----- RECORDS FOR THE EXERCISE -----

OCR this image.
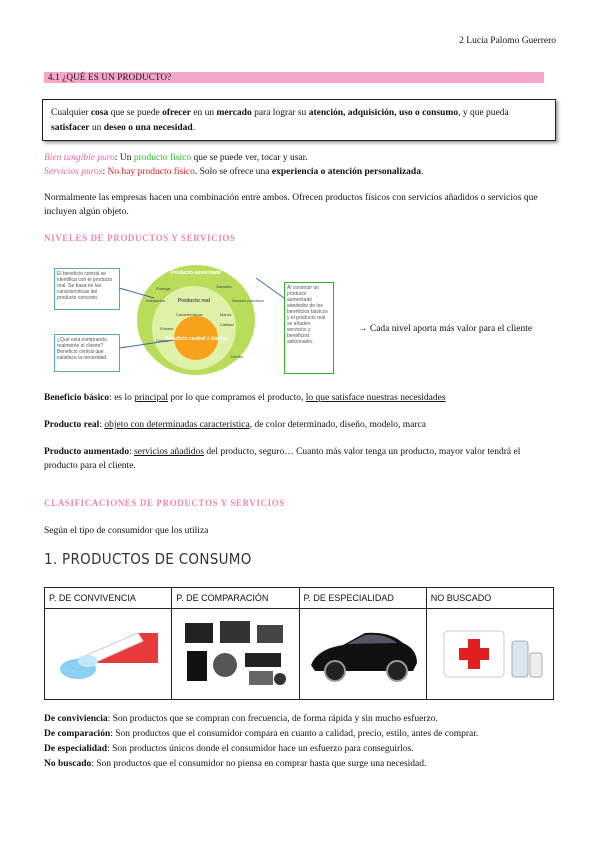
2 Lucía Palomo Guerrero
4.1 ¿QUÉ ES UN PRODUCTO?

Cualquier cosa que se puede ofrecer en un mercado para lograr su atención, adquisición, uso o consumo, y que pueda satisfacer un deseo o una necesidad.

Bien tangible puro: Un producto físico que se puede ver, tocar y usar.
Servicios puros: No hay producto físico. Solo se ofrece una experiencia o atención personalizada.
Normalmente las empresas hacen una combinación entre ambos. Ofrecen productos físicos con servicios añadidos o servicios que incluyen algún objeto.
NIVELES DE PRODUCTOS Y SERVICIOS
El beneficio central se identifica con el producto real. Se basa en las características del producto concreto.
¿Qué está comprando realmente el cliente? Beneficio central que satisface la necesidad
Al construir un producto aumentado alrededor de los beneficios básicos y el producto real se añaden servicios y beneficios adicionales.
Producto aumentado
Producto real
Beneficio central o básico
Entrega	Garantía
Servicio posventa
Instalación
Diseño
Marca
Calidad
Características
Envase
Crédito
→ Cada nivel aporta más valor para el cliente
Beneficio básico: es lo principal por lo que compramos el producto, lo que satisface nuestras necesidades
Producto real: objeto con determinadas característica, de color determinado, diseño, modelo, marca
Producto aumentado: servicios añadidos del producto, seguro… Cuanto más valor tenga un producto, mayor valor tendrá el producto para el cliente.
CLASIFICACIONES DE PRODUCTOS Y SERVICIOS
Según el tipo de consumidor que los utiliza
1. PRODUCTOS DE CONSUMO
P. DE CONVIVENCIA	P. DE COMPARACIÓN	P. DE ESPECIALIDAD	NO BUSCADO

De conviviencia: Son productos que se compran con frecuencia, de forma rápida y sin mucho esfuerzo.
De comparación: Son productos que el consumidor compara en cuanto a calidad, precio, estilo, antes de comprar.
De especialidad: Son productos únicos donde el consumidor hace un esfuerzo para conseguirlos.
No buscado: Son productos que el consumidor no piensa en comprar hasta que surge una necesidad.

-----

SHORT EXERCISE: Search the data above for the word "aumentado", then gather each line in which it appears.

COMPLETED EXERCISE:
Al construir un producto aumentado alrededor de los beneficios básicos y el producto real se añaden servicios y beneficios adicionales.
Producto aumentado
Producto aumentado: servicios añadidos del producto, seguro… Cuanto más valor tenga un producto, mayor valor tendrá el producto para el cliente.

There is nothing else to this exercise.